▶ [Passage given]:
- - - - -

Paul Newman stars in HARPER, directed by Jack Smight for Warner Bros.

Harper (1966, Jack Smight)

Harper may very well be an anachronism. I’m not quite sure how to use the word. There’s certainly something off about it. It’s based on a novel written in 1949–a detective novel in the vein of Chandler, which explains why it feels like Chandler–but then it’s filmed in 1966 and it’s not a period piece, but that discrepancy isn’t what I’m talking about. Harper was on the cusp between studio-based filming and location filming. A lot of Harper is location work, shot by Conrad L. Hall, who does a beautiful job. Except there’s some studio stuff in there–driving with rear projection–and it just doesn’t work. When the movie started and I realized–around the time Johnny Mandel’s name showed up with the music credit–it was directed by Jack Smight. All I could remember from Smight’s oeuvre was one of the Airport movies, but I knew he wasn’t going to work out. The combination of him and Johnny Mandel doing a detective movie, just wasn’t going to work.

- - - - -

▶ [Dataset section]:
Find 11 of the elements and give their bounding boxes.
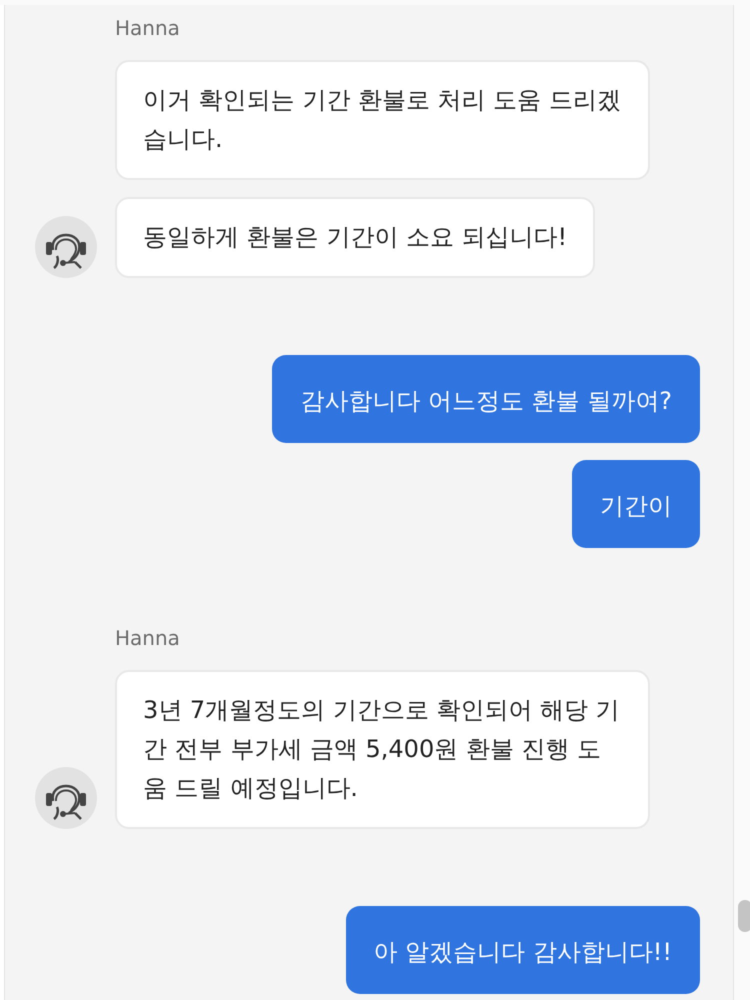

- - - - -

▶ [What you will do]: Carry the review of Harper forward, starting right after its final sentence.

▶ [Exercise output]:
But Harper does work to some degree. It’s incredibly well-written by William Goldman and incredibly well-acted by the entire cast. Except you’ve got a cast and a writer–whether they knew it or not (though I imagine Goldman did know)–working against the director. Smight wasn’t trying to screw up the movie, his background just didn’t provide the tools required to make Harper work to its full potential. Watching the movie, I couldn’t help thinking about Bullitt and how Peter Yates did something different with Bullitt and Jack Smight didn’t do anything different with Harper and Harper was written to be a different kind of movie. There are scenes going on too long for emphasis and these music cues to clue the viewer in on this film being “cool” maybe… I don’t know. It’s not a cool movie. Listen to the searching, sadden dialogue. The scenes between Paul Newman and divorce-in-progress wife Janet Leigh are fantastic. Not even Smight misunderstanding Goldman’s script and Newman and Leigh’s acting can cut down on how wonderful their eventual scene (after they’re in a couple telephone conversation scenes) turns out.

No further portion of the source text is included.